▶ Task to complete: All the data below goes into the copy word for word, but the pictures don't.

—————

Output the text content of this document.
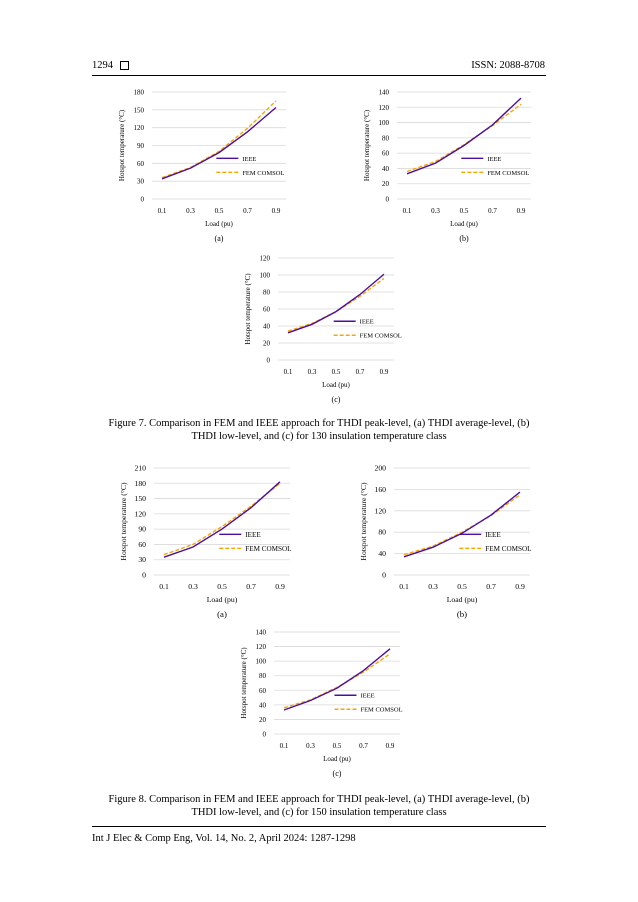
1294	ISSN: 2088-8708
0
30
60
90
120
150
180
0.1	0.3	0.5	0.7	0.9
Load (pu)
Hotspot temperature (°C)
(a)
IEEE
FEM COMSOL
0
20
40
60
80
100
120
140
0.1	0.3	0.5	0.7	0.9
Load (pu)
Hotspot temperature (°C)
(b)
IEEE
FEM COMSOL
0
20
40
60
80
100
120
0.1 0.3 0.5 0.7 0.9
Load (pu)
Hotspot temperature (°C)
(c)
IEEE
FEM COMSOL
Figure 7. Comparison in FEM and IEEE approach for THDI peak-level, (a) THDI average-level, (b) THDI low-level, and (c) for 130 insulation temperature class
0
30
60
90
120
150
180
210
0.1	0.3	0.5	0.7	0.9
Load (pu)
Hotspot temperature (°C)
(a)
IEEE
FEM COMSOL
0
40
80
120
160
200
0.1	0.3	0.5	0.7	0.9
Load (pu)
Hotspot temperature (°C)
(b)
IEEE
FEM COMSOL
0
20
40
60
80
100
120
140
0.1	0.3	0.5	0.7	0.9
Load (pu)
Hotspot temperature (°C)
(c)
IEEE
FEM COMSOL
Figure 8. Comparison in FEM and IEEE approach for THDI peak-level, (a) THDI average-level, (b) THDI low-level, and (c) for 150 insulation temperature class
Int J Elec & Comp Eng, Vol. 14, No. 2, April 2024: 1287-1298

—————

▶ Solution:
Output the text content of this document.
1294	ISSN: 2088-8708
0
30
60
90
120
150
180
0.1	0.3	0.5	0.7	0.9
Load (pu)
Hotspot temperature (°C)
(a)
IEEE
FEM COMSOL
0
20
40
60
80
100
120
140
0.1	0.3	0.5	0.7	0.9
Load (pu)
Hotspot temperature (°C)
(b)
IEEE
FEM COMSOL
0
20
40
60
80
100
120
0.1 0.3 0.5 0.7 0.9
Load (pu)
Hotspot temperature (°C)
(c)
IEEE
FEM COMSOL
Figure 7. Comparison in FEM and IEEE approach for THDI peak-level, (a) THDI average-level, (b) THDI low-level, and (c) for 130 insulation temperature class
0
30
60
90
120
150
180
210
0.1	0.3	0.5	0.7	0.9
Load (pu)
Hotspot temperature (°C)
(a)
IEEE
FEM COMSOL
0
40
80
120
160
200
0.1	0.3	0.5	0.7	0.9
Load (pu)
Hotspot temperature (°C)
(b)
IEEE
FEM COMSOL
0
20
40
60
80
100
120
140
0.1	0.3	0.5	0.7	0.9
Load (pu)
Hotspot temperature (°C)
(c)
IEEE
FEM COMSOL
Figure 8. Comparison in FEM and IEEE approach for THDI peak-level, (a) THDI average-level, (b) THDI low-level, and (c) for 150 insulation temperature class
Int J Elec & Comp Eng, Vol. 14, No. 2, April 2024: 1287-1298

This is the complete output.